--- begin Supplied data ---

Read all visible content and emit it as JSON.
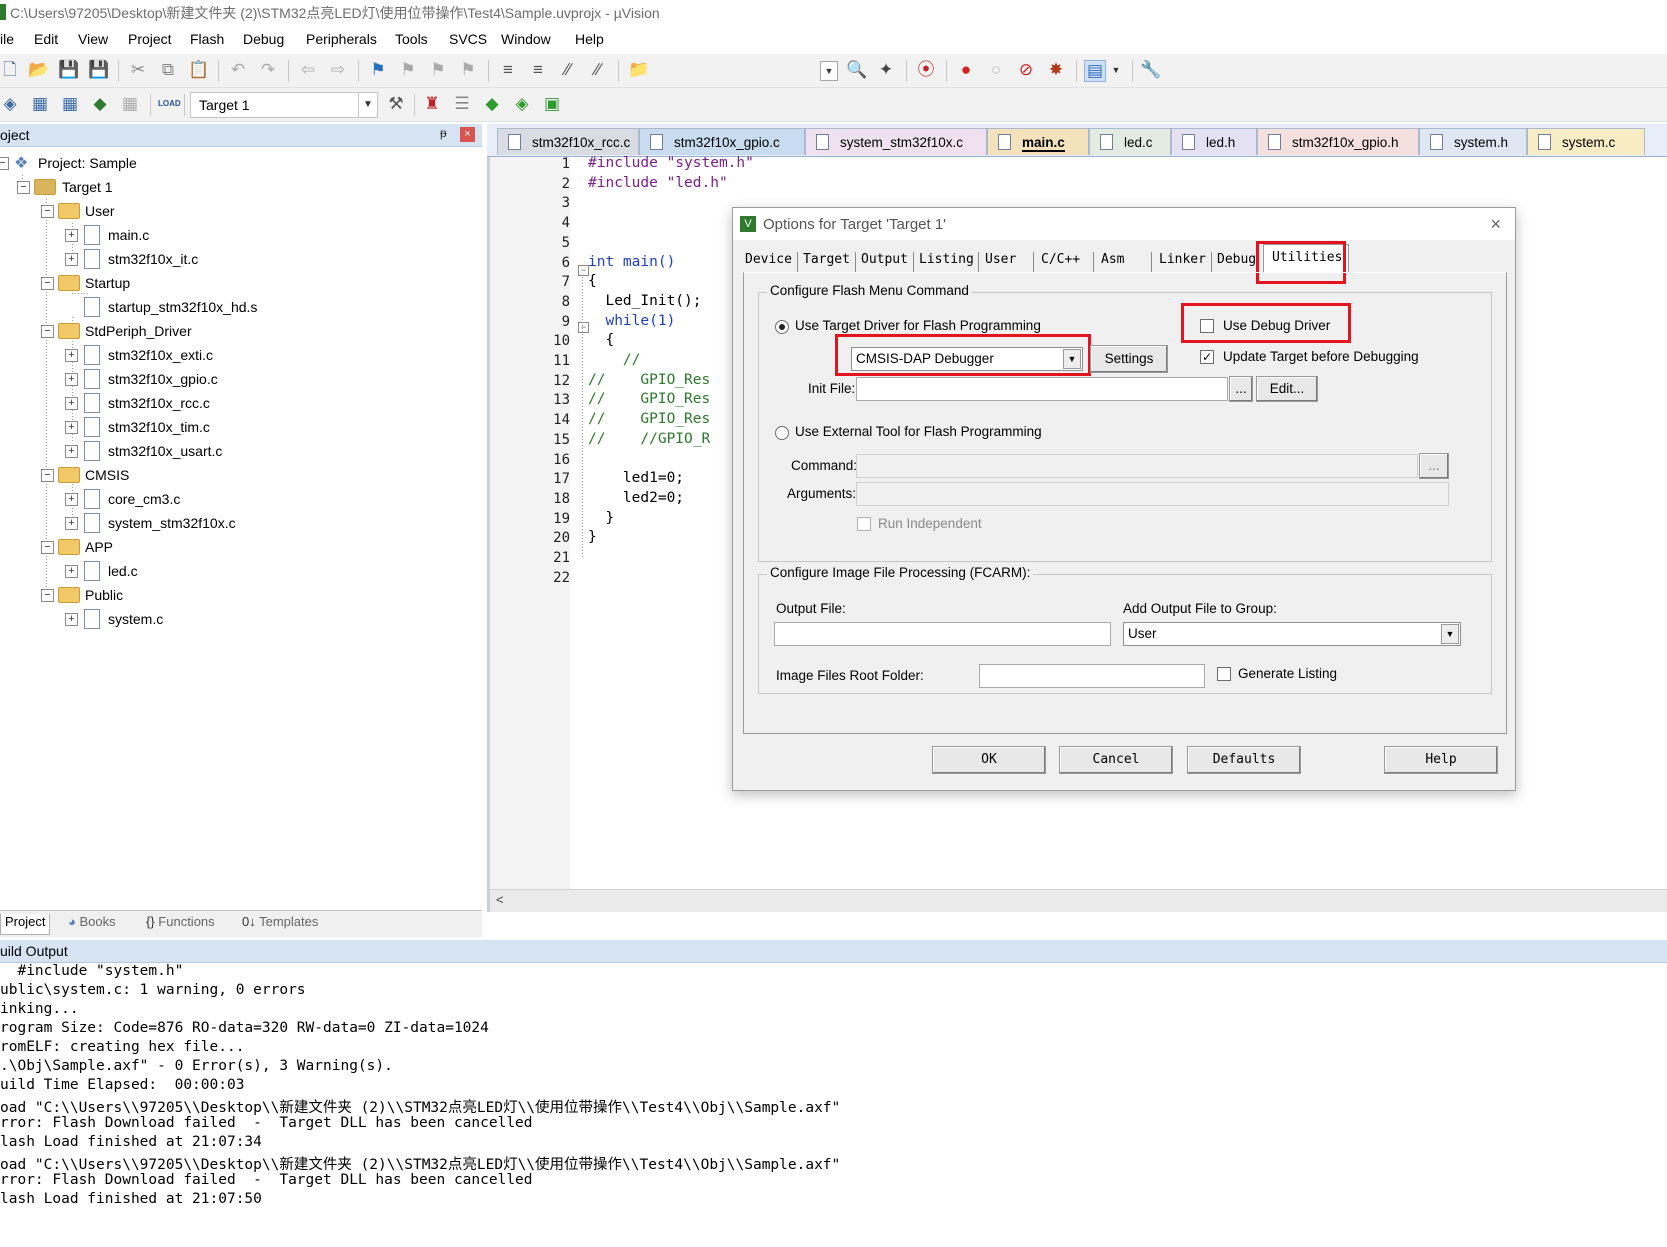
{
  "window": {
    "title": "C:\\Users\\97205\\Desktop\\新建文件夹 (2)\\STM32点亮LED灯\\使用位带操作\\Test4\\Sample.uvprojx - µVision"
  },
  "menu": [
    "ile",
    "Edit",
    "View",
    "Project",
    "Flash",
    "Debug",
    "Peripherals",
    "Tools",
    "SVCS",
    "Window",
    "Help"
  ],
  "toolbar2": {
    "load_label": "LOAD",
    "target_value": "Target 1"
  },
  "project_panel": {
    "title": "oject",
    "pin_glyph": "ᵽ",
    "close_glyph": "×",
    "tree": {
      "project": "Project: Sample",
      "target": "Target 1",
      "groups": [
        {
          "name": "User",
          "files": [
            "main.c",
            "stm32f10x_it.c"
          ]
        },
        {
          "name": "Startup",
          "files": [
            "startup_stm32f10x_hd.s"
          ]
        },
        {
          "name": "StdPeriph_Driver",
          "files": [
            "stm32f10x_exti.c",
            "stm32f10x_gpio.c",
            "stm32f10x_rcc.c",
            "stm32f10x_tim.c",
            "stm32f10x_usart.c"
          ]
        },
        {
          "name": "CMSIS",
          "files": [
            "core_cm3.c",
            "system_stm32f10x.c"
          ]
        },
        {
          "name": "APP",
          "files": [
            "led.c"
          ]
        },
        {
          "name": "Public",
          "files": [
            "system.c"
          ]
        }
      ]
    },
    "tabs": [
      "Project",
      "Books",
      "Functions",
      "Templates"
    ]
  },
  "editor": {
    "tabs": [
      "stm32f10x_rcc.c",
      "stm32f10x_gpio.c",
      "system_stm32f10x.c",
      "main.c",
      "led.c",
      "led.h",
      "stm32f10x_gpio.h",
      "system.h",
      "system.c"
    ],
    "active_tab": "main.c",
    "line_numbers": [
      "1",
      "2",
      "3",
      "4",
      "5",
      "6",
      "7",
      "8",
      "9",
      "10",
      "11",
      "12",
      "13",
      "14",
      "15",
      "16",
      "17",
      "18",
      "19",
      "20",
      "21",
      "22"
    ],
    "code_lines": [
      "#include \"system.h\"",
      "#include \"led.h\"",
      "",
      "",
      "",
      "int main()",
      "{",
      "  Led_Init();",
      "  while(1)",
      "  {",
      "    //",
      "//    GPIO_Res",
      "//    GPIO_Res",
      "//    GPIO_Res",
      "//    //GPIO_R",
      "",
      "    led1=0;",
      "    led2=0;",
      "  }",
      "}",
      "",
      ""
    ],
    "hscroll_glyph": "<"
  },
  "dialog": {
    "title": "Options for Target 'Target 1'",
    "icon_glyph": "V",
    "close_glyph": "×",
    "tabs": [
      "Device",
      "Target",
      "Output",
      "Listing",
      "User",
      "C/C++",
      "Asm",
      "Linker",
      "Debug",
      "Utilities"
    ],
    "active_tab": "Utilities",
    "flash_group": {
      "title": "Configure Flash Menu Command",
      "use_target_driver": "Use Target Driver for Flash Programming",
      "use_debug_driver": "Use Debug Driver",
      "driver_value": "CMSIS-DAP Debugger",
      "settings_button": "Settings",
      "update_target": "Update Target before Debugging",
      "init_file_label": "Init File:",
      "init_file_value": "",
      "browse_button": "...",
      "edit_button": "Edit...",
      "use_external_tool": "Use External Tool for Flash Programming",
      "command_label": "Command:",
      "arguments_label": "Arguments:",
      "cmd_browse": "...",
      "run_independent": "Run Independent"
    },
    "image_group": {
      "title": "Configure Image File Processing (FCARM):",
      "output_file_label": "Output File:",
      "add_output_label": "Add Output File  to Group:",
      "group_value": "User",
      "root_folder_label": "Image Files Root Folder:",
      "generate_listing": "Generate Listing"
    },
    "buttons": {
      "ok": "OK",
      "cancel": "Cancel",
      "defaults": "Defaults",
      "help": "Help"
    }
  },
  "build_output": {
    "title": "uild Output",
    "lines": [
      "  #include \"system.h\"",
      "ublic\\system.c: 1 warning, 0 errors",
      "inking...",
      "rogram Size: Code=876 RO-data=320 RW-data=0 ZI-data=1024",
      "romELF: creating hex file...",
      ".\\Obj\\Sample.axf\" - 0 Error(s), 3 Warning(s).",
      "uild Time Elapsed:  00:00:03",
      "oad \"C:\\\\Users\\\\97205\\\\Desktop\\\\新建文件夹 (2)\\\\STM32点亮LED灯\\\\使用位带操作\\\\Test4\\\\Obj\\\\Sample.axf\"",
      "rror: Flash Download failed  -  Target DLL has been cancelled",
      "lash Load finished at 21:07:34",
      "oad \"C:\\\\Users\\\\97205\\\\Desktop\\\\新建文件夹 (2)\\\\STM32点亮LED灯\\\\使用位带操作\\\\Test4\\\\Obj\\\\Sample.axf\"",
      "rror: Flash Download failed  -  Target DLL has been cancelled",
      "lash Load finished at 21:07:50"
    ]
  },
  "colors": {
    "highlight_red": "#e2141d",
    "panel_header": "#d6e3f3",
    "keyword_blue": "#1f3fbf",
    "comment_green": "#2a7a2a",
    "string_purple": "#7a1f8a"
  },
  "icons": [
    "new-file-icon",
    "open-icon",
    "save-icon",
    "save-all-icon",
    "cut-icon",
    "copy-icon",
    "paste-icon",
    "undo-icon",
    "redo-icon",
    "back-icon",
    "forward-icon",
    "bookmark-icon",
    "find-icon",
    "debug-start-icon",
    "breakpoint-icon",
    "settings-wrench-icon",
    "build-icon",
    "rebuild-icon",
    "download-icon",
    "manage-icon"
  ]
}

--- end Supplied data ---

▶ _What the task asks_
The pictures should not appear in the copy; every other part of the records above must be returned exactly.

▶ _Solution below_
Read all visible content and emit it as JSON.
{
  "window": {
    "title": "C:\\Users\\97205\\Desktop\\新建文件夹 (2)\\STM32点亮LED灯\\使用位带操作\\Test4\\Sample.uvprojx - µVision"
  },
  "menu": [
    "ile",
    "Edit",
    "View",
    "Project",
    "Flash",
    "Debug",
    "Peripherals",
    "Tools",
    "SVCS",
    "Window",
    "Help"
  ],
  "toolbar2": {
    "load_label": "LOAD",
    "target_value": "Target 1"
  },
  "project_panel": {
    "title": "oject",
    "pin_glyph": "ᵽ",
    "close_glyph": "×",
    "tree": {
      "project": "Project: Sample",
      "target": "Target 1",
      "groups": [
        {
          "name": "User",
          "files": [
            "main.c",
            "stm32f10x_it.c"
          ]
        },
        {
          "name": "Startup",
          "files": [
            "startup_stm32f10x_hd.s"
          ]
        },
        {
          "name": "StdPeriph_Driver",
          "files": [
            "stm32f10x_exti.c",
            "stm32f10x_gpio.c",
            "stm32f10x_rcc.c",
            "stm32f10x_tim.c",
            "stm32f10x_usart.c"
          ]
        },
        {
          "name": "CMSIS",
          "files": [
            "core_cm3.c",
            "system_stm32f10x.c"
          ]
        },
        {
          "name": "APP",
          "files": [
            "led.c"
          ]
        },
        {
          "name": "Public",
          "files": [
            "system.c"
          ]
        }
      ]
    },
    "tabs": [
      "Project",
      "Books",
      "Functions",
      "Templates"
    ]
  },
  "editor": {
    "tabs": [
      "stm32f10x_rcc.c",
      "stm32f10x_gpio.c",
      "system_stm32f10x.c",
      "main.c",
      "led.c",
      "led.h",
      "stm32f10x_gpio.h",
      "system.h",
      "system.c"
    ],
    "active_tab": "main.c",
    "line_numbers": [
      "1",
      "2",
      "3",
      "4",
      "5",
      "6",
      "7",
      "8",
      "9",
      "10",
      "11",
      "12",
      "13",
      "14",
      "15",
      "16",
      "17",
      "18",
      "19",
      "20",
      "21",
      "22"
    ],
    "code_lines": [
      "#include \"system.h\"",
      "#include \"led.h\"",
      "",
      "",
      "",
      "int main()",
      "{",
      "  Led_Init();",
      "  while(1)",
      "  {",
      "    //",
      "//    GPIO_Res",
      "//    GPIO_Res",
      "//    GPIO_Res",
      "//    //GPIO_R",
      "",
      "    led1=0;",
      "    led2=0;",
      "  }",
      "}",
      "",
      ""
    ],
    "hscroll_glyph": "<"
  },
  "dialog": {
    "title": "Options for Target 'Target 1'",
    "icon_glyph": "V",
    "close_glyph": "×",
    "tabs": [
      "Device",
      "Target",
      "Output",
      "Listing",
      "User",
      "C/C++",
      "Asm",
      "Linker",
      "Debug",
      "Utilities"
    ],
    "active_tab": "Utilities",
    "flash_group": {
      "title": "Configure Flash Menu Command",
      "use_target_driver": "Use Target Driver for Flash Programming",
      "use_debug_driver": "Use Debug Driver",
      "driver_value": "CMSIS-DAP Debugger",
      "settings_button": "Settings",
      "update_target": "Update Target before Debugging",
      "init_file_label": "Init File:",
      "init_file_value": "",
      "browse_button": "...",
      "edit_button": "Edit...",
      "use_external_tool": "Use External Tool for Flash Programming",
      "command_label": "Command:",
      "arguments_label": "Arguments:",
      "cmd_browse": "...",
      "run_independent": "Run Independent"
    },
    "image_group": {
      "title": "Configure Image File Processing (FCARM):",
      "output_file_label": "Output File:",
      "add_output_label": "Add Output File  to Group:",
      "group_value": "User",
      "root_folder_label": "Image Files Root Folder:",
      "generate_listing": "Generate Listing"
    },
    "buttons": {
      "ok": "OK",
      "cancel": "Cancel",
      "defaults": "Defaults",
      "help": "Help"
    }
  },
  "build_output": {
    "title": "uild Output",
    "lines": [
      "  #include \"system.h\"",
      "ublic\\system.c: 1 warning, 0 errors",
      "inking...",
      "rogram Size: Code=876 RO-data=320 RW-data=0 ZI-data=1024",
      "romELF: creating hex file...",
      ".\\Obj\\Sample.axf\" - 0 Error(s), 3 Warning(s).",
      "uild Time Elapsed:  00:00:03",
      "oad \"C:\\\\Users\\\\97205\\\\Desktop\\\\新建文件夹 (2)\\\\STM32点亮LED灯\\\\使用位带操作\\\\Test4\\\\Obj\\\\Sample.axf\"",
      "rror: Flash Download failed  -  Target DLL has been cancelled",
      "lash Load finished at 21:07:34",
      "oad \"C:\\\\Users\\\\97205\\\\Desktop\\\\新建文件夹 (2)\\\\STM32点亮LED灯\\\\使用位带操作\\\\Test4\\\\Obj\\\\Sample.axf\"",
      "rror: Flash Download failed  -  Target DLL has been cancelled",
      "lash Load finished at 21:07:50"
    ]
  },
  "colors": {
    "highlight_red": "#e2141d",
    "panel_header": "#d6e3f3",
    "keyword_blue": "#1f3fbf",
    "comment_green": "#2a7a2a",
    "string_purple": "#7a1f8a"
  },
  "icons": [
    "new-file-icon",
    "open-icon",
    "save-icon",
    "save-all-icon",
    "cut-icon",
    "copy-icon",
    "paste-icon",
    "undo-icon",
    "redo-icon",
    "back-icon",
    "forward-icon",
    "bookmark-icon",
    "find-icon",
    "debug-start-icon",
    "breakpoint-icon",
    "settings-wrench-icon",
    "build-icon",
    "rebuild-icon",
    "download-icon",
    "manage-icon"
  ]
}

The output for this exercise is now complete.